All of the lines below are to be transcribed faithfully, with pictures excluded from the copy.
# Task material start
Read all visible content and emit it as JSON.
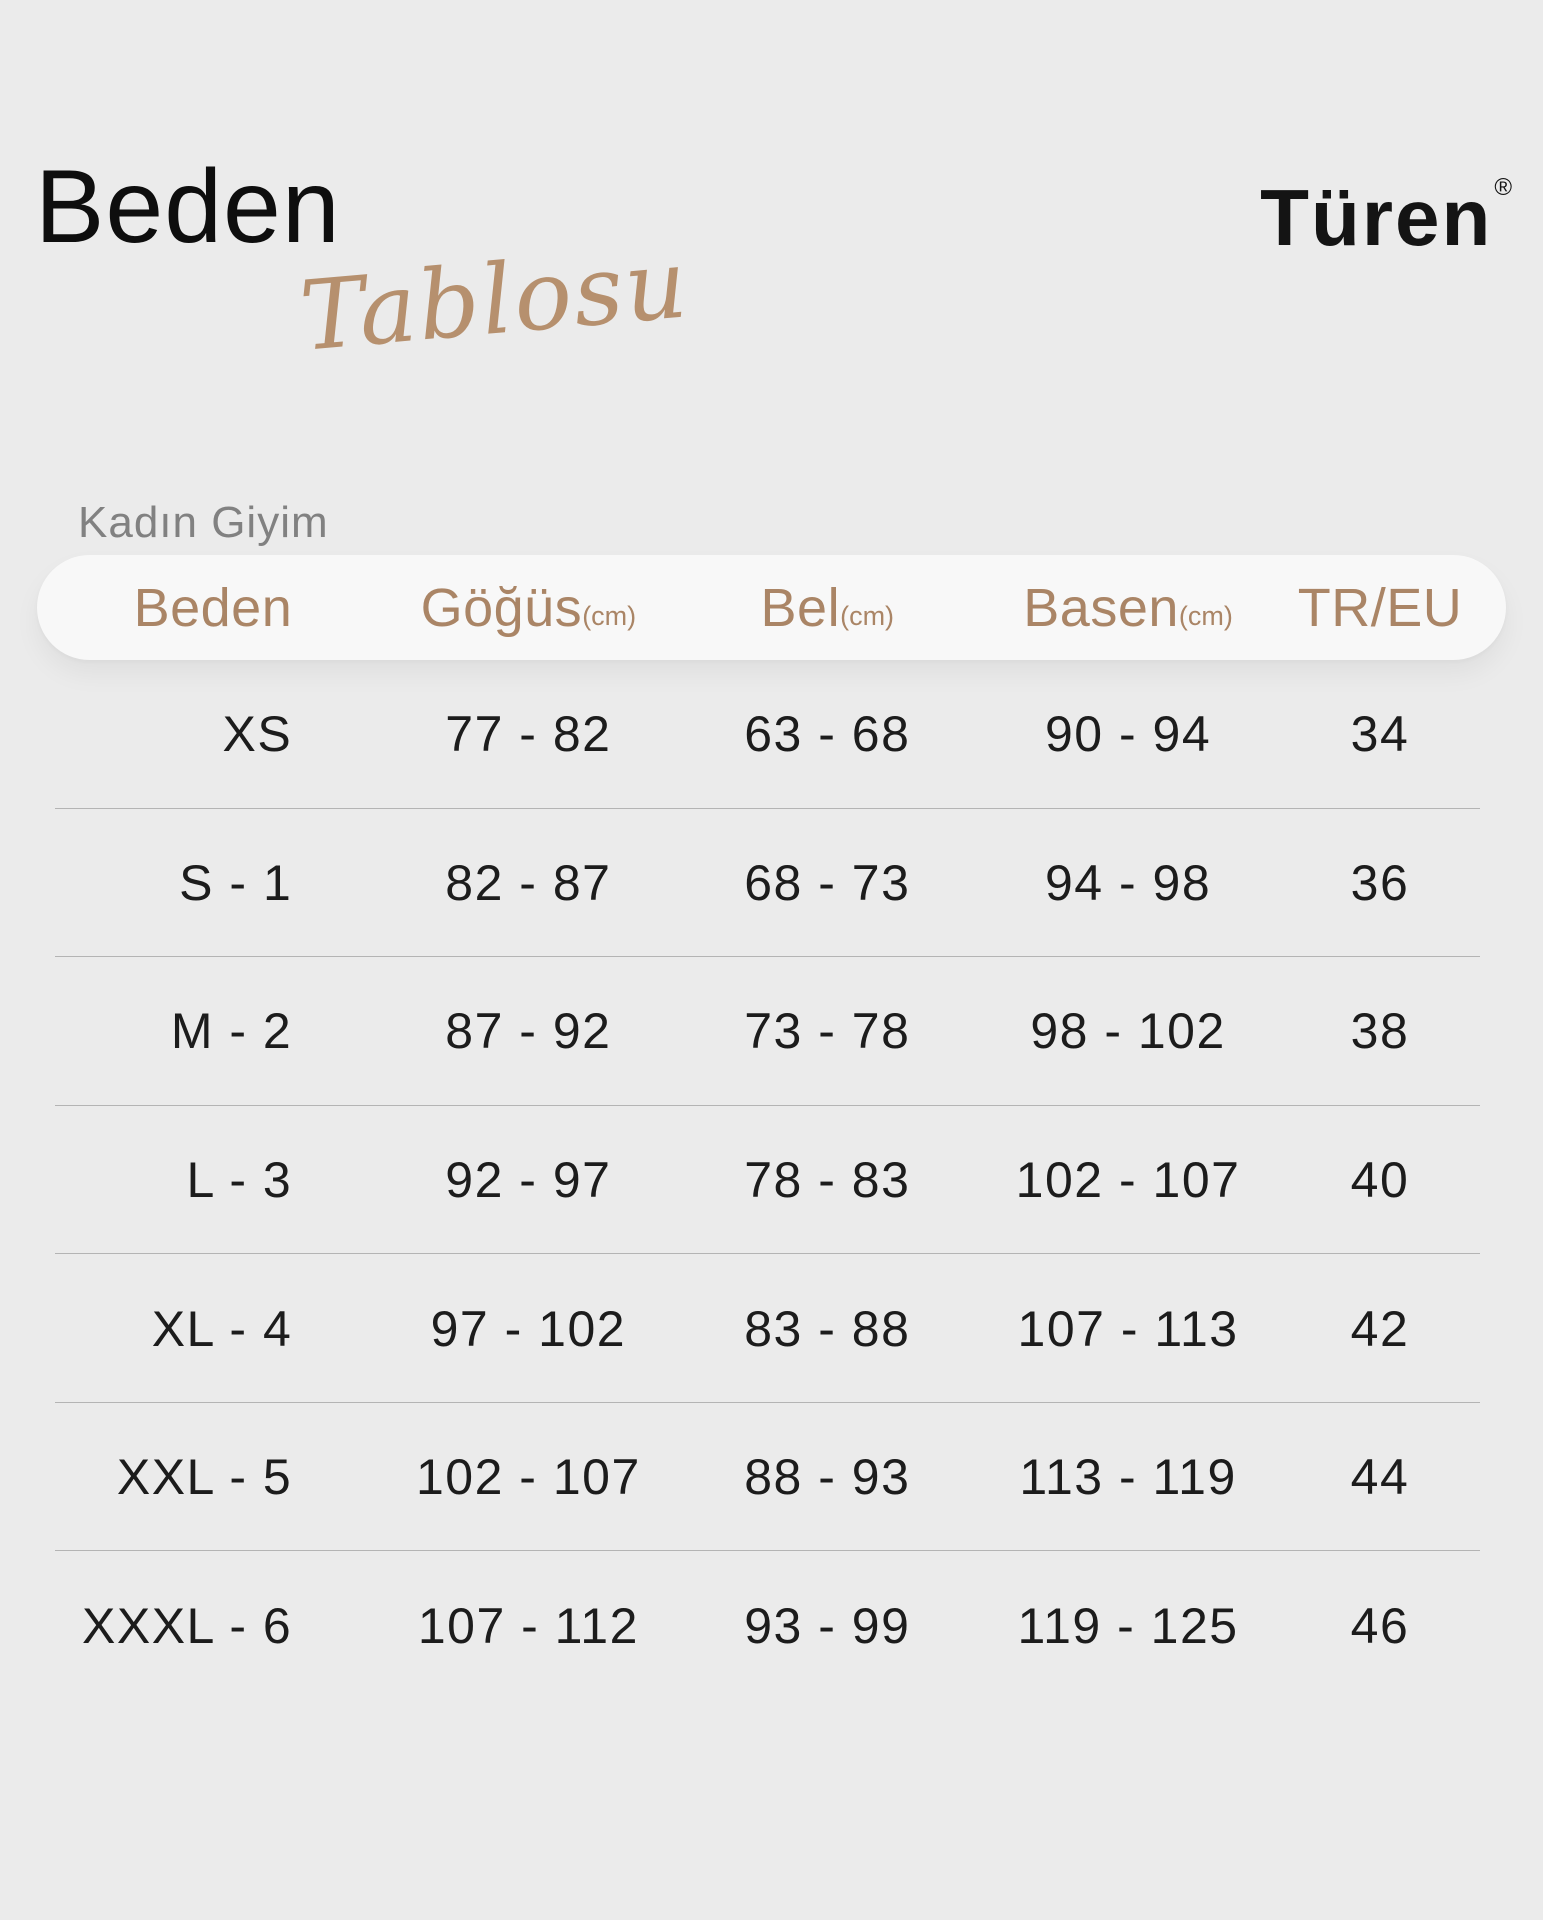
{
  "colors": {
    "background": "#ebebeb",
    "header_pill_bg": "#f8f8f8",
    "accent_brown": "#aa8566",
    "script_brown": "#b6906e",
    "data_text": "#1c1c1c",
    "muted_gray": "#818181",
    "divider_gray": "#8f8f8f"
  },
  "title": {
    "main": "Beden",
    "script": "Tablosu"
  },
  "brand": {
    "name": "Türen",
    "registered_mark": "®"
  },
  "section_label": "Kadın Giyim",
  "table": {
    "headers": [
      {
        "label": "Beden",
        "unit": ""
      },
      {
        "label": "Göğüs",
        "unit": "(cm)"
      },
      {
        "label": "Bel",
        "unit": "(cm)"
      },
      {
        "label": "Basen",
        "unit": "(cm)"
      },
      {
        "label": "TR/EU",
        "unit": ""
      }
    ],
    "rows": [
      [
        "XS",
        "77 - 82",
        "63 - 68",
        "90 - 94",
        "34"
      ],
      [
        "S - 1",
        "82 - 87",
        "68 - 73",
        "94 - 98",
        "36"
      ],
      [
        "M - 2",
        "87 - 92",
        "73 - 78",
        "98 - 102",
        "38"
      ],
      [
        "L - 3",
        "92 - 97",
        "78 - 83",
        "102 - 107",
        "40"
      ],
      [
        "XL - 4",
        "97 - 102",
        "83 - 88",
        "107 - 113",
        "42"
      ],
      [
        "XXL - 5",
        "102 - 107",
        "88 - 93",
        "113 - 119",
        "44"
      ],
      [
        "XXXL - 6",
        "107 - 112",
        "93 - 99",
        "119 - 125",
        "46"
      ]
    ]
  }
}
# Task material end
→ **Reply to the exercise**:
Read all visible content and emit it as JSON.
{
  "colors": {
    "background": "#ebebeb",
    "header_pill_bg": "#f8f8f8",
    "accent_brown": "#aa8566",
    "script_brown": "#b6906e",
    "data_text": "#1c1c1c",
    "muted_gray": "#818181",
    "divider_gray": "#8f8f8f"
  },
  "title": {
    "main": "Beden",
    "script": "Tablosu"
  },
  "brand": {
    "name": "Türen",
    "registered_mark": "®"
  },
  "section_label": "Kadın Giyim",
  "table": {
    "headers": [
      {
        "label": "Beden",
        "unit": ""
      },
      {
        "label": "Göğüs",
        "unit": "(cm)"
      },
      {
        "label": "Bel",
        "unit": "(cm)"
      },
      {
        "label": "Basen",
        "unit": "(cm)"
      },
      {
        "label": "TR/EU",
        "unit": ""
      }
    ],
    "rows": [
      [
        "XS",
        "77 - 82",
        "63 - 68",
        "90 - 94",
        "34"
      ],
      [
        "S - 1",
        "82 - 87",
        "68 - 73",
        "94 - 98",
        "36"
      ],
      [
        "M - 2",
        "87 - 92",
        "73 - 78",
        "98 - 102",
        "38"
      ],
      [
        "L - 3",
        "92 - 97",
        "78 - 83",
        "102 - 107",
        "40"
      ],
      [
        "XL - 4",
        "97 - 102",
        "83 - 88",
        "107 - 113",
        "42"
      ],
      [
        "XXL - 5",
        "102 - 107",
        "88 - 93",
        "113 - 119",
        "44"
      ],
      [
        "XXXL - 6",
        "107 - 112",
        "93 - 99",
        "119 - 125",
        "46"
      ]
    ]
  }
}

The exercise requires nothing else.